>> START

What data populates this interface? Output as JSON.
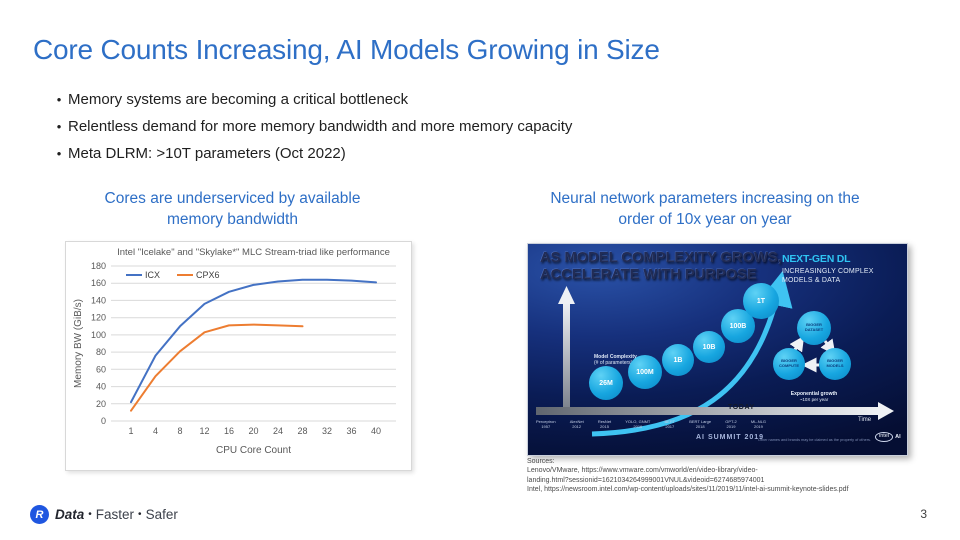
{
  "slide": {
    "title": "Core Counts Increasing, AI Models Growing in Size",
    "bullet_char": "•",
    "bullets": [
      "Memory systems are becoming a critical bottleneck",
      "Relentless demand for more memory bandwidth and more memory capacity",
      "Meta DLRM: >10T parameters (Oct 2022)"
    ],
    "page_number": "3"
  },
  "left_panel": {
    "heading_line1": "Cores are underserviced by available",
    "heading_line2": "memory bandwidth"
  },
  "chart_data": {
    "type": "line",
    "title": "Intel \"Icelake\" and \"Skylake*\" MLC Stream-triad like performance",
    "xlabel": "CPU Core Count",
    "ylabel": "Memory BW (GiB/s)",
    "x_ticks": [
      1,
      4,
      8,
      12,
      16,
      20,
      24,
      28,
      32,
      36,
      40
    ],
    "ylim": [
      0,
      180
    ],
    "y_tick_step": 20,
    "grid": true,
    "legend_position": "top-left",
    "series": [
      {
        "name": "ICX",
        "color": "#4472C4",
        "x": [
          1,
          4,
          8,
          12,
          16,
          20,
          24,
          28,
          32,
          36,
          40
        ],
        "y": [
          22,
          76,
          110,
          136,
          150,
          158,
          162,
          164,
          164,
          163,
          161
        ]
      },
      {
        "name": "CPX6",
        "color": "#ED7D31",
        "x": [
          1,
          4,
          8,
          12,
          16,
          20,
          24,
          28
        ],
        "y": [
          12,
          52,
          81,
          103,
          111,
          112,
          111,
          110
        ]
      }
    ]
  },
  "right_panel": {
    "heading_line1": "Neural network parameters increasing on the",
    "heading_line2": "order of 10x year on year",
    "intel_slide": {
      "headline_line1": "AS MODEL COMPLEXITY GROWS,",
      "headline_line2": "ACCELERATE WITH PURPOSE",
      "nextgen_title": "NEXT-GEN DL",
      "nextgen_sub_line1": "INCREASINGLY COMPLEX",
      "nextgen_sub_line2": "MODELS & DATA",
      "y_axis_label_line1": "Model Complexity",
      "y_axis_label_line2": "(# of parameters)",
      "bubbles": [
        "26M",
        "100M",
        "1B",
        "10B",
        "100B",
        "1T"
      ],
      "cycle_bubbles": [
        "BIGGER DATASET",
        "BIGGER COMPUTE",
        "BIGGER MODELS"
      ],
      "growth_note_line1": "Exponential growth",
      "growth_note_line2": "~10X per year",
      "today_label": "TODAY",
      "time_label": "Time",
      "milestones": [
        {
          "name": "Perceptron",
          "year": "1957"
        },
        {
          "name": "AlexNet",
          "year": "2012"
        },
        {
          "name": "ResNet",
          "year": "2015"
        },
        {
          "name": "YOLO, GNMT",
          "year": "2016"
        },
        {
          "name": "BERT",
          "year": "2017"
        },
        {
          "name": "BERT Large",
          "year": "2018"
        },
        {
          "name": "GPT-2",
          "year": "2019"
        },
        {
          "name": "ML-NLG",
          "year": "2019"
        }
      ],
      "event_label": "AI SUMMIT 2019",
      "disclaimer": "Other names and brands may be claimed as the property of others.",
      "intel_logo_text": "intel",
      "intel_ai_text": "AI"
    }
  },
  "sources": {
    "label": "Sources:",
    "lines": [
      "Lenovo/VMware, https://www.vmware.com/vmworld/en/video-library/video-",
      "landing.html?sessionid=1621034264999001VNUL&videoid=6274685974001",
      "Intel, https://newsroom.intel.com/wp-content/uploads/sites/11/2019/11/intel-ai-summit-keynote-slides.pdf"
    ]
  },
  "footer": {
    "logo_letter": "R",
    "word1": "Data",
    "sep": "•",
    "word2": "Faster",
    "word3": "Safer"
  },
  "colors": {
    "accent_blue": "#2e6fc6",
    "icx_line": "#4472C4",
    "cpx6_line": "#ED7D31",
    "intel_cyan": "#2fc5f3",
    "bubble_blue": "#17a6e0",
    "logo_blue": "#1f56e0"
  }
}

>> END

→ **Your task**: Leave out the pictures and restate everything else word for word.

→ **Exercise output**:
What data populates this interface? Output as JSON.
{
  "slide": {
    "title": "Core Counts Increasing, AI Models Growing in Size",
    "bullet_char": "•",
    "bullets": [
      "Memory systems are becoming a critical bottleneck",
      "Relentless demand for more memory bandwidth and more memory capacity",
      "Meta DLRM: >10T parameters (Oct 2022)"
    ],
    "page_number": "3"
  },
  "left_panel": {
    "heading_line1": "Cores are underserviced by available",
    "heading_line2": "memory bandwidth"
  },
  "chart_data": {
    "type": "line",
    "title": "Intel \"Icelake\" and \"Skylake*\" MLC Stream-triad like performance",
    "xlabel": "CPU Core Count",
    "ylabel": "Memory BW (GiB/s)",
    "x_ticks": [
      1,
      4,
      8,
      12,
      16,
      20,
      24,
      28,
      32,
      36,
      40
    ],
    "ylim": [
      0,
      180
    ],
    "y_tick_step": 20,
    "grid": true,
    "legend_position": "top-left",
    "series": [
      {
        "name": "ICX",
        "color": "#4472C4",
        "x": [
          1,
          4,
          8,
          12,
          16,
          20,
          24,
          28,
          32,
          36,
          40
        ],
        "y": [
          22,
          76,
          110,
          136,
          150,
          158,
          162,
          164,
          164,
          163,
          161
        ]
      },
      {
        "name": "CPX6",
        "color": "#ED7D31",
        "x": [
          1,
          4,
          8,
          12,
          16,
          20,
          24,
          28
        ],
        "y": [
          12,
          52,
          81,
          103,
          111,
          112,
          111,
          110
        ]
      }
    ]
  },
  "right_panel": {
    "heading_line1": "Neural network parameters increasing on the",
    "heading_line2": "order of 10x year on year",
    "intel_slide": {
      "headline_line1": "AS MODEL COMPLEXITY GROWS,",
      "headline_line2": "ACCELERATE WITH PURPOSE",
      "nextgen_title": "NEXT-GEN DL",
      "nextgen_sub_line1": "INCREASINGLY COMPLEX",
      "nextgen_sub_line2": "MODELS & DATA",
      "y_axis_label_line1": "Model Complexity",
      "y_axis_label_line2": "(# of parameters)",
      "bubbles": [
        "26M",
        "100M",
        "1B",
        "10B",
        "100B",
        "1T"
      ],
      "cycle_bubbles": [
        "BIGGER DATASET",
        "BIGGER COMPUTE",
        "BIGGER MODELS"
      ],
      "growth_note_line1": "Exponential growth",
      "growth_note_line2": "~10X per year",
      "today_label": "TODAY",
      "time_label": "Time",
      "milestones": [
        {
          "name": "Perceptron",
          "year": "1957"
        },
        {
          "name": "AlexNet",
          "year": "2012"
        },
        {
          "name": "ResNet",
          "year": "2015"
        },
        {
          "name": "YOLO, GNMT",
          "year": "2016"
        },
        {
          "name": "BERT",
          "year": "2017"
        },
        {
          "name": "BERT Large",
          "year": "2018"
        },
        {
          "name": "GPT-2",
          "year": "2019"
        },
        {
          "name": "ML-NLG",
          "year": "2019"
        }
      ],
      "event_label": "AI SUMMIT 2019",
      "disclaimer": "Other names and brands may be claimed as the property of others.",
      "intel_logo_text": "intel",
      "intel_ai_text": "AI"
    }
  },
  "sources": {
    "label": "Sources:",
    "lines": [
      "Lenovo/VMware, https://www.vmware.com/vmworld/en/video-library/video-",
      "landing.html?sessionid=1621034264999001VNUL&videoid=6274685974001",
      "Intel, https://newsroom.intel.com/wp-content/uploads/sites/11/2019/11/intel-ai-summit-keynote-slides.pdf"
    ]
  },
  "footer": {
    "logo_letter": "R",
    "word1": "Data",
    "sep": "•",
    "word2": "Faster",
    "word3": "Safer"
  },
  "colors": {
    "accent_blue": "#2e6fc6",
    "icx_line": "#4472C4",
    "cpx6_line": "#ED7D31",
    "intel_cyan": "#2fc5f3",
    "bubble_blue": "#17a6e0",
    "logo_blue": "#1f56e0"
  }
}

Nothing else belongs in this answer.